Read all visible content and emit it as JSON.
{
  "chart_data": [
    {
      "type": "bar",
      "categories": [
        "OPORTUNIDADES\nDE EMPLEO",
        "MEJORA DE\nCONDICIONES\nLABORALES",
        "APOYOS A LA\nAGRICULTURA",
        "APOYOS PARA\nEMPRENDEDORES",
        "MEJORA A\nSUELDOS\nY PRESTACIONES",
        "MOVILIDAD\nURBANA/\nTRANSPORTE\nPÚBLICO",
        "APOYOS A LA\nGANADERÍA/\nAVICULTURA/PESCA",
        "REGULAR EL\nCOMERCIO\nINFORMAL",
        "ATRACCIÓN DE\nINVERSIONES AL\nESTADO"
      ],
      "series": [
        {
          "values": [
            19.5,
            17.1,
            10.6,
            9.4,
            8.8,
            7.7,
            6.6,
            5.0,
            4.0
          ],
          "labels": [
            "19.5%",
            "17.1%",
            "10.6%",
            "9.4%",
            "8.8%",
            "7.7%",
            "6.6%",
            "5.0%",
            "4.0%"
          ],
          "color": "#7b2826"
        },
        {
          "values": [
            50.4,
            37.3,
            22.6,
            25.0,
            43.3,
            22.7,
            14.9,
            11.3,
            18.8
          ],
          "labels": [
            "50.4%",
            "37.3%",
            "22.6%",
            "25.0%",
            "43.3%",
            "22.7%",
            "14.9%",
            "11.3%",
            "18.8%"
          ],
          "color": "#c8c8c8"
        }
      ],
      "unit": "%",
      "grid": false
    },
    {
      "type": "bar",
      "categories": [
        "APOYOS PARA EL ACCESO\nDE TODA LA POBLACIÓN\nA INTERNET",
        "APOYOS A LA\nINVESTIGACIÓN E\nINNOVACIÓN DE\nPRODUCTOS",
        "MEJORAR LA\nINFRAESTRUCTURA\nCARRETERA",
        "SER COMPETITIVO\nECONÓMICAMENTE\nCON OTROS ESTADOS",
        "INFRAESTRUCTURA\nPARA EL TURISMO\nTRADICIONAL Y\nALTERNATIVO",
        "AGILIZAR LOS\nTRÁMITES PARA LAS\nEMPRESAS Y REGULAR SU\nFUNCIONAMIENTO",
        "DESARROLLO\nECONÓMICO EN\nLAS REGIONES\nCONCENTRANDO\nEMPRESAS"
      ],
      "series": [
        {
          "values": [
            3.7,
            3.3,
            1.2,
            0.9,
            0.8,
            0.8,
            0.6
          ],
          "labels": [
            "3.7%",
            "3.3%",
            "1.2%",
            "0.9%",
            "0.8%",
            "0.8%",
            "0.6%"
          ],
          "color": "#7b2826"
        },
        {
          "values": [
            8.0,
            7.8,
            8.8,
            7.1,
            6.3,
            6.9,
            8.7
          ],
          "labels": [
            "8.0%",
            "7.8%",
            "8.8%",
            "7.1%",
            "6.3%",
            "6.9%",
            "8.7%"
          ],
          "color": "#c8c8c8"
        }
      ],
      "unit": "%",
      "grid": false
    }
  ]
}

* * * *

- Problem to solve -
Above are some records. Print them all exactly.

- Expected answer -
Read all visible content and emit it as JSON.
{
  "chart_data": [
    {
      "type": "bar",
      "categories": [
        "OPORTUNIDADES\nDE EMPLEO",
        "MEJORA DE\nCONDICIONES\nLABORALES",
        "APOYOS A LA\nAGRICULTURA",
        "APOYOS PARA\nEMPRENDEDORES",
        "MEJORA A\nSUELDOS\nY PRESTACIONES",
        "MOVILIDAD\nURBANA/\nTRANSPORTE\nPÚBLICO",
        "APOYOS A LA\nGANADERÍA/\nAVICULTURA/PESCA",
        "REGULAR EL\nCOMERCIO\nINFORMAL",
        "ATRACCIÓN DE\nINVERSIONES AL\nESTADO"
      ],
      "series": [
        {
          "values": [
            19.5,
            17.1,
            10.6,
            9.4,
            8.8,
            7.7,
            6.6,
            5.0,
            4.0
          ],
          "labels": [
            "19.5%",
            "17.1%",
            "10.6%",
            "9.4%",
            "8.8%",
            "7.7%",
            "6.6%",
            "5.0%",
            "4.0%"
          ],
          "color": "#7b2826"
        },
        {
          "values": [
            50.4,
            37.3,
            22.6,
            25.0,
            43.3,
            22.7,
            14.9,
            11.3,
            18.8
          ],
          "labels": [
            "50.4%",
            "37.3%",
            "22.6%",
            "25.0%",
            "43.3%",
            "22.7%",
            "14.9%",
            "11.3%",
            "18.8%"
          ],
          "color": "#c8c8c8"
        }
      ],
      "unit": "%",
      "grid": false
    },
    {
      "type": "bar",
      "categories": [
        "APOYOS PARA EL ACCESO\nDE TODA LA POBLACIÓN\nA INTERNET",
        "APOYOS A LA\nINVESTIGACIÓN E\nINNOVACIÓN DE\nPRODUCTOS",
        "MEJORAR LA\nINFRAESTRUCTURA\nCARRETERA",
        "SER COMPETITIVO\nECONÓMICAMENTE\nCON OTROS ESTADOS",
        "INFRAESTRUCTURA\nPARA EL TURISMO\nTRADICIONAL Y\nALTERNATIVO",
        "AGILIZAR LOS\nTRÁMITES PARA LAS\nEMPRESAS Y REGULAR SU\nFUNCIONAMIENTO",
        "DESARROLLO\nECONÓMICO EN\nLAS REGIONES\nCONCENTRANDO\nEMPRESAS"
      ],
      "series": [
        {
          "values": [
            3.7,
            3.3,
            1.2,
            0.9,
            0.8,
            0.8,
            0.6
          ],
          "labels": [
            "3.7%",
            "3.3%",
            "1.2%",
            "0.9%",
            "0.8%",
            "0.8%",
            "0.6%"
          ],
          "color": "#7b2826"
        },
        {
          "values": [
            8.0,
            7.8,
            8.8,
            7.1,
            6.3,
            6.9,
            8.7
          ],
          "labels": [
            "8.0%",
            "7.8%",
            "8.8%",
            "7.1%",
            "6.3%",
            "6.9%",
            "8.7%"
          ],
          "color": "#c8c8c8"
        }
      ],
      "unit": "%",
      "grid": false
    }
  ]
}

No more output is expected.